Recorded data
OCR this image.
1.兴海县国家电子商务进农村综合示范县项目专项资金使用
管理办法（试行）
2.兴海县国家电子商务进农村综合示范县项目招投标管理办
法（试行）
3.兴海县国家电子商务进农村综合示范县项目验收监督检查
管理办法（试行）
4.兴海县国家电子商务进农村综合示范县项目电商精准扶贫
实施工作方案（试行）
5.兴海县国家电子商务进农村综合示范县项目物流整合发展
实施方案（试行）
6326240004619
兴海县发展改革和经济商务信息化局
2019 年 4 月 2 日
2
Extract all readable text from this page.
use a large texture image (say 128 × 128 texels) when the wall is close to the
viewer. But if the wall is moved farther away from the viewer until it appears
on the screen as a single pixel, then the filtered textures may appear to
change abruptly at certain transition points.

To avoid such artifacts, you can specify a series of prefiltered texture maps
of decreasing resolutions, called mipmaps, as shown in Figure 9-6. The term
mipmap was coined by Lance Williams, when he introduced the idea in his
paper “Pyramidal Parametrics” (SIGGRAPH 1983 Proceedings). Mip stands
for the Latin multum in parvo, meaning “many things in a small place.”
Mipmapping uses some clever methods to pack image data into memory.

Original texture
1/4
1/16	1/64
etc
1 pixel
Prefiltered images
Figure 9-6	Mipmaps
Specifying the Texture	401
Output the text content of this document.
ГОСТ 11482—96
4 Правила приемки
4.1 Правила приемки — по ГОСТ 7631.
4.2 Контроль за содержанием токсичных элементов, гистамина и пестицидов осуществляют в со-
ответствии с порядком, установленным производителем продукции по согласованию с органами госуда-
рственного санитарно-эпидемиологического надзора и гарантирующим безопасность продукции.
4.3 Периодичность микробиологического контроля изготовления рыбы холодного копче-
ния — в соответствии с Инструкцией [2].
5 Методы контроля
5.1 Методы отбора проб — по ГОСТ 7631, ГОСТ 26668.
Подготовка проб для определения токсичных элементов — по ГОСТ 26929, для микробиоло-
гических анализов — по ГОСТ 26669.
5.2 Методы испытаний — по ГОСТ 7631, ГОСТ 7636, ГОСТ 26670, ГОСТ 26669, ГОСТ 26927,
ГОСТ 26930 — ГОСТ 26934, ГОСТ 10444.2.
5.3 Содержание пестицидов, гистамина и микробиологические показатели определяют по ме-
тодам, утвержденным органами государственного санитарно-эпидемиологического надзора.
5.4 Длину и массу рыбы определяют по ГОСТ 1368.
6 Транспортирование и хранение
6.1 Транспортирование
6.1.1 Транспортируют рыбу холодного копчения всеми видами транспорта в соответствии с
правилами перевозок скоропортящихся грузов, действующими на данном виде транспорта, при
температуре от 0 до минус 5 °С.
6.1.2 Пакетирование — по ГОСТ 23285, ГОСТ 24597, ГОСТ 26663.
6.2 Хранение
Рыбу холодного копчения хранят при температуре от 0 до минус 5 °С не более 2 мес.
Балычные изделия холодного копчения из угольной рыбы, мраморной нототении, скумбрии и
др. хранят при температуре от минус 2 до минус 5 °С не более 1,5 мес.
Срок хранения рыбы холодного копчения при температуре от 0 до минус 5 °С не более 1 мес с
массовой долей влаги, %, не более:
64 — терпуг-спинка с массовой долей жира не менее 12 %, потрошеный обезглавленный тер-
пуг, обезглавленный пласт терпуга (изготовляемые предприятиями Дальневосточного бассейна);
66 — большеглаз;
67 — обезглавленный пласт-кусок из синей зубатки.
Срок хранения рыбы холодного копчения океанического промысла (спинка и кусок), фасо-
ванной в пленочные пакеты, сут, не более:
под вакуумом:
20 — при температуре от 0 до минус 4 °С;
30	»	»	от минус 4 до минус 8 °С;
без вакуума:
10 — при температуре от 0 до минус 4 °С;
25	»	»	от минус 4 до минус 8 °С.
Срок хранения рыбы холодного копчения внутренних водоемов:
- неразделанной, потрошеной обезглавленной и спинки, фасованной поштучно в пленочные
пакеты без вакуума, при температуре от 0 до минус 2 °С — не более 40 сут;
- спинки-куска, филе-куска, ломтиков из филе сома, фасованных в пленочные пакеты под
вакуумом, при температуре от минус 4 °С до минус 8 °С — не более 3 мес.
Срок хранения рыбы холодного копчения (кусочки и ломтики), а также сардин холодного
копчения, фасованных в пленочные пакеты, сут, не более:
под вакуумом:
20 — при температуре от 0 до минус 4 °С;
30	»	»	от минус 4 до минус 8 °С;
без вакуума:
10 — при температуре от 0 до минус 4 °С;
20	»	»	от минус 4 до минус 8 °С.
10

● Exercise aim
Reproduce the material exactly, with every line intact.

● Output
OCR this image.
1.兴海县国家电子商务进农村综合示范县项目专项资金使用
管理办法（试行）
2.兴海县国家电子商务进农村综合示范县项目招投标管理办
法（试行）
3.兴海县国家电子商务进农村综合示范县项目验收监督检查
管理办法（试行）
4.兴海县国家电子商务进农村综合示范县项目电商精准扶贫
实施工作方案（试行）
5.兴海县国家电子商务进农村综合示范县项目物流整合发展
实施方案（试行）
6326240004619
兴海县发展改革和经济商务信息化局
2019 年 4 月 2 日
2
Extract all readable text from this page.
use a large texture image (say 128 × 128 texels) when the wall is close to the
viewer. But if the wall is moved farther away from the viewer until it appears
on the screen as a single pixel, then the filtered textures may appear to
change abruptly at certain transition points.

To avoid such artifacts, you can specify a series of prefiltered texture maps
of decreasing resolutions, called mipmaps, as shown in Figure 9-6. The term
mipmap was coined by Lance Williams, when he introduced the idea in his
paper “Pyramidal Parametrics” (SIGGRAPH 1983 Proceedings). Mip stands
for the Latin multum in parvo, meaning “many things in a small place.”
Mipmapping uses some clever methods to pack image data into memory.

Original texture
1/4
1/16	1/64
etc
1 pixel
Prefiltered images
Figure 9-6	Mipmaps
Specifying the Texture	401
Output the text content of this document.
ГОСТ 11482—96
4 Правила приемки
4.1 Правила приемки — по ГОСТ 7631.
4.2 Контроль за содержанием токсичных элементов, гистамина и пестицидов осуществляют в со-
ответствии с порядком, установленным производителем продукции по согласованию с органами госуда-
рственного санитарно-эпидемиологического надзора и гарантирующим безопасность продукции.
4.3 Периодичность микробиологического контроля изготовления рыбы холодного копче-
ния — в соответствии с Инструкцией [2].
5 Методы контроля
5.1 Методы отбора проб — по ГОСТ 7631, ГОСТ 26668.
Подготовка проб для определения токсичных элементов — по ГОСТ 26929, для микробиоло-
гических анализов — по ГОСТ 26669.
5.2 Методы испытаний — по ГОСТ 7631, ГОСТ 7636, ГОСТ 26670, ГОСТ 26669, ГОСТ 26927,
ГОСТ 26930 — ГОСТ 26934, ГОСТ 10444.2.
5.3 Содержание пестицидов, гистамина и микробиологические показатели определяют по ме-
тодам, утвержденным органами государственного санитарно-эпидемиологического надзора.
5.4 Длину и массу рыбы определяют по ГОСТ 1368.
6 Транспортирование и хранение
6.1 Транспортирование
6.1.1 Транспортируют рыбу холодного копчения всеми видами транспорта в соответствии с
правилами перевозок скоропортящихся грузов, действующими на данном виде транспорта, при
температуре от 0 до минус 5 °С.
6.1.2 Пакетирование — по ГОСТ 23285, ГОСТ 24597, ГОСТ 26663.
6.2 Хранение
Рыбу холодного копчения хранят при температуре от 0 до минус 5 °С не более 2 мес.
Балычные изделия холодного копчения из угольной рыбы, мраморной нототении, скумбрии и
др. хранят при температуре от минус 2 до минус 5 °С не более 1,5 мес.
Срок хранения рыбы холодного копчения при температуре от 0 до минус 5 °С не более 1 мес с
массовой долей влаги, %, не более:
64 — терпуг-спинка с массовой долей жира не менее 12 %, потрошеный обезглавленный тер-
пуг, обезглавленный пласт терпуга (изготовляемые предприятиями Дальневосточного бассейна);
66 — большеглаз;
67 — обезглавленный пласт-кусок из синей зубатки.
Срок хранения рыбы холодного копчения океанического промысла (спинка и кусок), фасо-
ванной в пленочные пакеты, сут, не более:
под вакуумом:
20 — при температуре от 0 до минус 4 °С;
30	»	»	от минус 4 до минус 8 °С;
без вакуума:
10 — при температуре от 0 до минус 4 °С;
25	»	»	от минус 4 до минус 8 °С.
Срок хранения рыбы холодного копчения внутренних водоемов:
- неразделанной, потрошеной обезглавленной и спинки, фасованной поштучно в пленочные
пакеты без вакуума, при температуре от 0 до минус 2 °С — не более 40 сут;
- спинки-куска, филе-куска, ломтиков из филе сома, фасованных в пленочные пакеты под
вакуумом, при температуре от минус 4 °С до минус 8 °С — не более 3 мес.
Срок хранения рыбы холодного копчения (кусочки и ломтики), а также сардин холодного
копчения, фасованных в пленочные пакеты, сут, не более:
под вакуумом:
20 — при температуре от 0 до минус 4 °С;
30	»	»	от минус 4 до минус 8 °С;
без вакуума:
10 — при температуре от 0 до минус 4 °С;
20	»	»	от минус 4 до минус 8 °С.
10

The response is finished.